>> BEGIN Information given
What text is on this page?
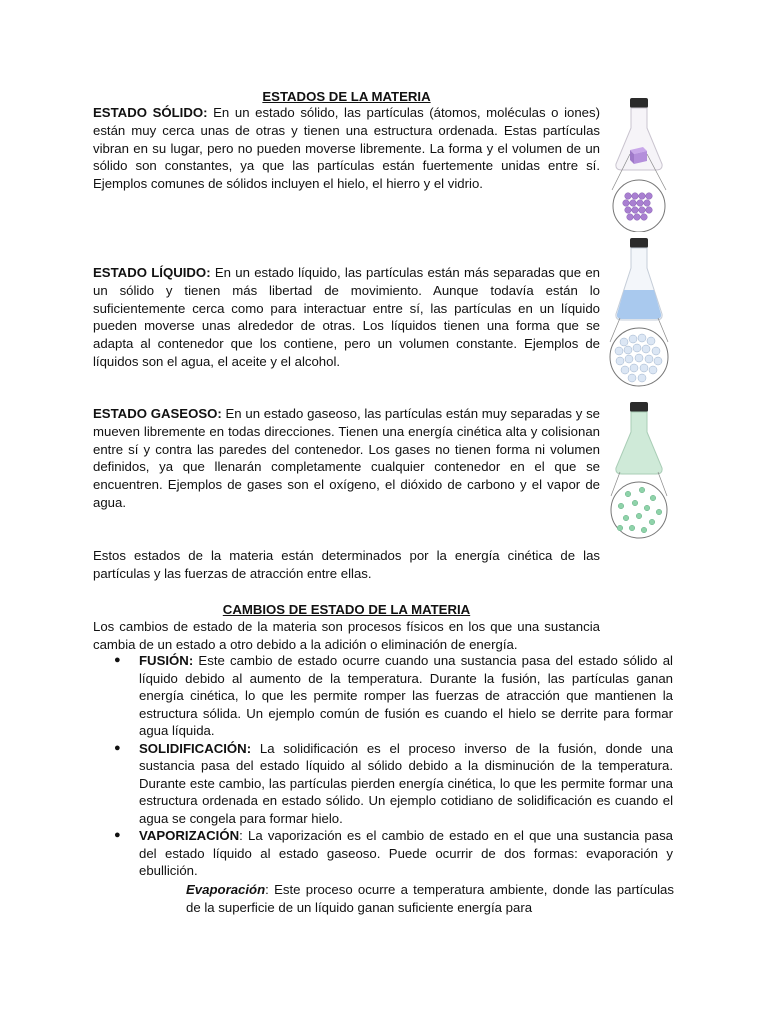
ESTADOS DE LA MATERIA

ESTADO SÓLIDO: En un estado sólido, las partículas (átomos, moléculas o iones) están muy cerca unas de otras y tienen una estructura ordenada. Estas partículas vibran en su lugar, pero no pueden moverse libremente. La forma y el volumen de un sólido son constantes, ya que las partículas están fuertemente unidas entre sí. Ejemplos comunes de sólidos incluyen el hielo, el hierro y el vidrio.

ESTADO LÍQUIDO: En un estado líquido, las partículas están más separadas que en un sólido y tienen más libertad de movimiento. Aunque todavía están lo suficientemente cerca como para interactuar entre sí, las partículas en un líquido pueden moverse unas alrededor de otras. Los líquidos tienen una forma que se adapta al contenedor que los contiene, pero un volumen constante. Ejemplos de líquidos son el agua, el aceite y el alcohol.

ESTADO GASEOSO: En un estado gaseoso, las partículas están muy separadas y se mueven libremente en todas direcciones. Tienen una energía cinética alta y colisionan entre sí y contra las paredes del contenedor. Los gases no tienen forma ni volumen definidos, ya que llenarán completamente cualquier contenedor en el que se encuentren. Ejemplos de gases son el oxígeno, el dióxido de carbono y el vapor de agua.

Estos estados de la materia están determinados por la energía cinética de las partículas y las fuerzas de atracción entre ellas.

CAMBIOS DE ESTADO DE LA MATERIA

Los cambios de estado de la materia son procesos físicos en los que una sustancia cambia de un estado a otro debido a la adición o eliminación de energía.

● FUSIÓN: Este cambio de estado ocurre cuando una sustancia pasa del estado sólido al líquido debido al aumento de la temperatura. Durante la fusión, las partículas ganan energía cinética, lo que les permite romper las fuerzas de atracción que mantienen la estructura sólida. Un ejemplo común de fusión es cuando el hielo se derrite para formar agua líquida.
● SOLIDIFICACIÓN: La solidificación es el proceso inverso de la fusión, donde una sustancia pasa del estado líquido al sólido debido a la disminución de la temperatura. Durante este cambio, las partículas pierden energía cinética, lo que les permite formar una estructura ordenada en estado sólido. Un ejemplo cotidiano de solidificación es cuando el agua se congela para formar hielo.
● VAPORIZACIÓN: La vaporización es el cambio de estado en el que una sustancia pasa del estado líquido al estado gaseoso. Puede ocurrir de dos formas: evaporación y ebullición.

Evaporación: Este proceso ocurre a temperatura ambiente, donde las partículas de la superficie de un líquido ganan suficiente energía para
>> END Information given
>> BEGIN Information given
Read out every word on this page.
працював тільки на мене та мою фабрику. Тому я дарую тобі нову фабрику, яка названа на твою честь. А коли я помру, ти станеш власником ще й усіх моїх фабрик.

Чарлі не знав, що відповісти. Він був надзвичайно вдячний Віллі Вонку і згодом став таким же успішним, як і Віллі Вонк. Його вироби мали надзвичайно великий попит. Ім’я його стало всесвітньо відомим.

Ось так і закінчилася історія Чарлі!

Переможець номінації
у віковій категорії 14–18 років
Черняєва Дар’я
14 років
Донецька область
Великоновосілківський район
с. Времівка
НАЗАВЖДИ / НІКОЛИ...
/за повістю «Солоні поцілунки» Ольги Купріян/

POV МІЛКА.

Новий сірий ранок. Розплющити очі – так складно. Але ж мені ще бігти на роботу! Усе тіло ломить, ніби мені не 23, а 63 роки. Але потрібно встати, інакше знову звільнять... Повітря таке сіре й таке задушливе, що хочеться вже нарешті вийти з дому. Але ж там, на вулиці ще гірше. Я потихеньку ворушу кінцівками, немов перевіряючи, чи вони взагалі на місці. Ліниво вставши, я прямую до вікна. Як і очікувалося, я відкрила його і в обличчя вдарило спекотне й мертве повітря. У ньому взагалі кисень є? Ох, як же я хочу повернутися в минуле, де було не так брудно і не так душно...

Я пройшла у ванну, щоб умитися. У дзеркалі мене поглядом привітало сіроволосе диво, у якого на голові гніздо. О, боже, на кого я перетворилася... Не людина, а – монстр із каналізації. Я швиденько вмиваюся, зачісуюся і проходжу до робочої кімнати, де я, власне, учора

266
>> END Information given
• [Exercise] Determine the number of lines in the listing that contain the string "його". Write that number and nothing else.

• [The reply] 2